**Task brief**
Copy each line of the records that contains the word "названия".

[Stored records]
- - -

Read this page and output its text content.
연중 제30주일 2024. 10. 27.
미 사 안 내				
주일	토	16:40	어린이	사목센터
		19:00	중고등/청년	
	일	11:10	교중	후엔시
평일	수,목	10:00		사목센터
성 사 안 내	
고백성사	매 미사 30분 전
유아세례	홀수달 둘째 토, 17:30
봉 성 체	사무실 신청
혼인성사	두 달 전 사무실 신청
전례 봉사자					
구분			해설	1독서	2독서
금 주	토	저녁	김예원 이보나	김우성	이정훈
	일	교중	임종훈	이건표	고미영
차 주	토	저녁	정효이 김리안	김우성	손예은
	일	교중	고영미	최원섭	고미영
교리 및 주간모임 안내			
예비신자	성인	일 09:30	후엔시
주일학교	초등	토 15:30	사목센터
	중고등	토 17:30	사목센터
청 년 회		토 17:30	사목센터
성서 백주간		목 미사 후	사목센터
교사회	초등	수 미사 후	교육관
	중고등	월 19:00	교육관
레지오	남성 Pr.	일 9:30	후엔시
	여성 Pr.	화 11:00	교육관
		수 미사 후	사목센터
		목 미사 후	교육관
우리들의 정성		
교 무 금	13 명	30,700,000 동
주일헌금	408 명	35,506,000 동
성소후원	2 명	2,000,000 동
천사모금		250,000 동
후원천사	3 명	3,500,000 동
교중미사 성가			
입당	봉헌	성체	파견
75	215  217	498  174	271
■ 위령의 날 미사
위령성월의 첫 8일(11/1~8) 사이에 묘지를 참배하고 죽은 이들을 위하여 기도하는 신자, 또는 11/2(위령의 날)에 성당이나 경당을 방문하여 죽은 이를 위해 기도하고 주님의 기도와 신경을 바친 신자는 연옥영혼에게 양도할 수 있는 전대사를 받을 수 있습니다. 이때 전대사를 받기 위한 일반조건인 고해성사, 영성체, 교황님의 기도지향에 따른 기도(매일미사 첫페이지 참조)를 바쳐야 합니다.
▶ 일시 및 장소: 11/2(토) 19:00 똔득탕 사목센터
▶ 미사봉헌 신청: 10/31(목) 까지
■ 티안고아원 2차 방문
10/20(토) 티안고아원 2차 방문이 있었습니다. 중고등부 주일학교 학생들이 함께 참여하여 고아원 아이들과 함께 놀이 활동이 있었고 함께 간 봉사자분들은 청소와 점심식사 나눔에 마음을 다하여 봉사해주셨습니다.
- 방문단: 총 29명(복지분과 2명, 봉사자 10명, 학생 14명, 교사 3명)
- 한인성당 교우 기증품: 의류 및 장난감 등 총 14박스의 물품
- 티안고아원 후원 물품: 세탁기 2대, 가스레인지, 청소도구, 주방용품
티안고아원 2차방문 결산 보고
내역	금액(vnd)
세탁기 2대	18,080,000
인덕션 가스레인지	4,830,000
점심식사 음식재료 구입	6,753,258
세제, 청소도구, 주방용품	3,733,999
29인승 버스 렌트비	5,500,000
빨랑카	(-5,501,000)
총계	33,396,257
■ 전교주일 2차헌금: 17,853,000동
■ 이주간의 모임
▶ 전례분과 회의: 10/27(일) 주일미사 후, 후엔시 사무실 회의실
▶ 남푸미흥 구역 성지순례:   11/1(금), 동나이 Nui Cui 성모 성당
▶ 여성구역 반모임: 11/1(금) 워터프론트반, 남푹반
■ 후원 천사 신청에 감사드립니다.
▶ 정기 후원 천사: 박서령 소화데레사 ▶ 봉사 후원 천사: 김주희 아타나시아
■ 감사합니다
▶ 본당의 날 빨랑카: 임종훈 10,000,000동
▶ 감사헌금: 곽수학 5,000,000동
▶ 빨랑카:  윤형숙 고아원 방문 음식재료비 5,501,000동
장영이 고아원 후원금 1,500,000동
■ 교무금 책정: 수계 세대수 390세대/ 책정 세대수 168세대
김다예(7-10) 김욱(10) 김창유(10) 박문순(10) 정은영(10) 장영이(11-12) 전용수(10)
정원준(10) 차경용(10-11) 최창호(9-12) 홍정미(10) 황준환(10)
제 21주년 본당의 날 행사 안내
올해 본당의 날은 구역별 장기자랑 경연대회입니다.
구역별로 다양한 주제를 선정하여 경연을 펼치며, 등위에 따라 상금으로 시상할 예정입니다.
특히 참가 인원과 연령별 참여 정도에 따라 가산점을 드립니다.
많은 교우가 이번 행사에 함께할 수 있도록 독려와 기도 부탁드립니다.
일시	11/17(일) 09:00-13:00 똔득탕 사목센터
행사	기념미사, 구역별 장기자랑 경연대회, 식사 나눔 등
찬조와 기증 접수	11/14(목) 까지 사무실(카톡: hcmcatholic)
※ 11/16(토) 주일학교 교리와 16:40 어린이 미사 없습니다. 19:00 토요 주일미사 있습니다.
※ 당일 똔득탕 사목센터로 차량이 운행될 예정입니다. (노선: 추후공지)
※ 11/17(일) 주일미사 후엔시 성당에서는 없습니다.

- - -

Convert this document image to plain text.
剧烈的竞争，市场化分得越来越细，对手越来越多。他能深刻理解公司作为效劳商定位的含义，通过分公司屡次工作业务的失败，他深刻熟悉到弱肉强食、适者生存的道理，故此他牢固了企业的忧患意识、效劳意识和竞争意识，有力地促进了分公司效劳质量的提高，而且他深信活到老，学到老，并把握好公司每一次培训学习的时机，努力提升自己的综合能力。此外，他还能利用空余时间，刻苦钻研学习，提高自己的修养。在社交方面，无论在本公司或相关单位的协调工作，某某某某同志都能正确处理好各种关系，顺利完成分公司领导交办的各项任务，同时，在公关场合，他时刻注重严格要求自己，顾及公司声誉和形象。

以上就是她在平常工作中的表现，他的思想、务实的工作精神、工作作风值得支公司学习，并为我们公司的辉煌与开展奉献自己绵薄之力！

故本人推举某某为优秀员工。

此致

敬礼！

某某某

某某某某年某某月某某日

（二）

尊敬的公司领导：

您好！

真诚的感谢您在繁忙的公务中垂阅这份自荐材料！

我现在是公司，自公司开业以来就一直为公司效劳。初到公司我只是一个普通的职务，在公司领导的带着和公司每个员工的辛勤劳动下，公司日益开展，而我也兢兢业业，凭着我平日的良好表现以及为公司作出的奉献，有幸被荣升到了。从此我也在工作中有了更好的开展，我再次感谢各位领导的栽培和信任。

- - -

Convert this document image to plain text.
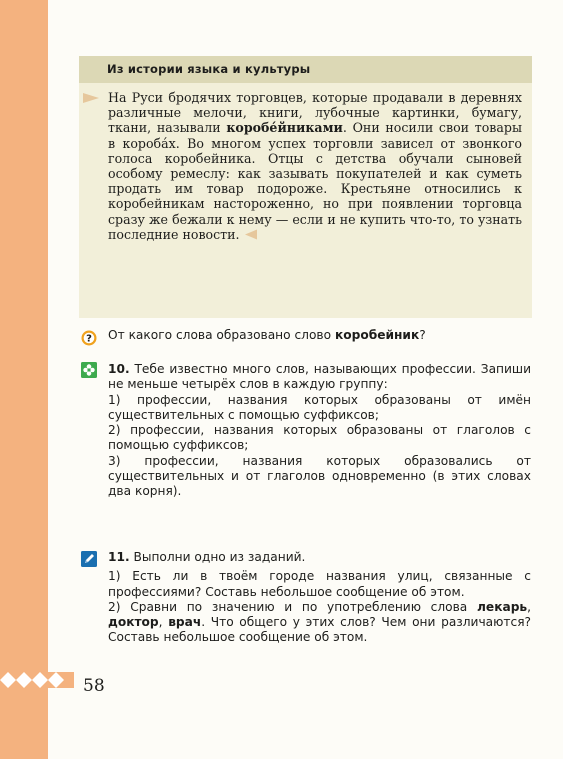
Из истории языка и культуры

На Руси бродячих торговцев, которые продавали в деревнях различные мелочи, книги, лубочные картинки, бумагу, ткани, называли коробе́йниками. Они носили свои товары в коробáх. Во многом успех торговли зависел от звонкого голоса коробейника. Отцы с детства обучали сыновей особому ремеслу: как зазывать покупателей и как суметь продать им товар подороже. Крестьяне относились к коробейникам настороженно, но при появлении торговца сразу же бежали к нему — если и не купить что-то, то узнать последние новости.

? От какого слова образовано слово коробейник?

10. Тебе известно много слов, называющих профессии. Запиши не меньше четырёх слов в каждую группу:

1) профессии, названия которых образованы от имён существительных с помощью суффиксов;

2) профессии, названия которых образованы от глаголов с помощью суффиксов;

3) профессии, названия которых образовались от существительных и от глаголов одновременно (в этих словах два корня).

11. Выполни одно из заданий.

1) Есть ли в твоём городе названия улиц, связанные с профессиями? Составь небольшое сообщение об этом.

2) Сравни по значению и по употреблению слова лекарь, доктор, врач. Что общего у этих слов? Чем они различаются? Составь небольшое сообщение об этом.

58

- - -

**Output below**
1) профессии, названия которых образованы от имён существительных с помощью суффиксов;
2) профессии, названия которых образованы от глаголов с помощью суффиксов;
3) профессии, названия которых образовались от существительных и от глаголов одновременно (в этих словах два корня).
1) Есть ли в твоём городе названия улиц, связанные с профессиями? Составь небольшое сообщение об этом.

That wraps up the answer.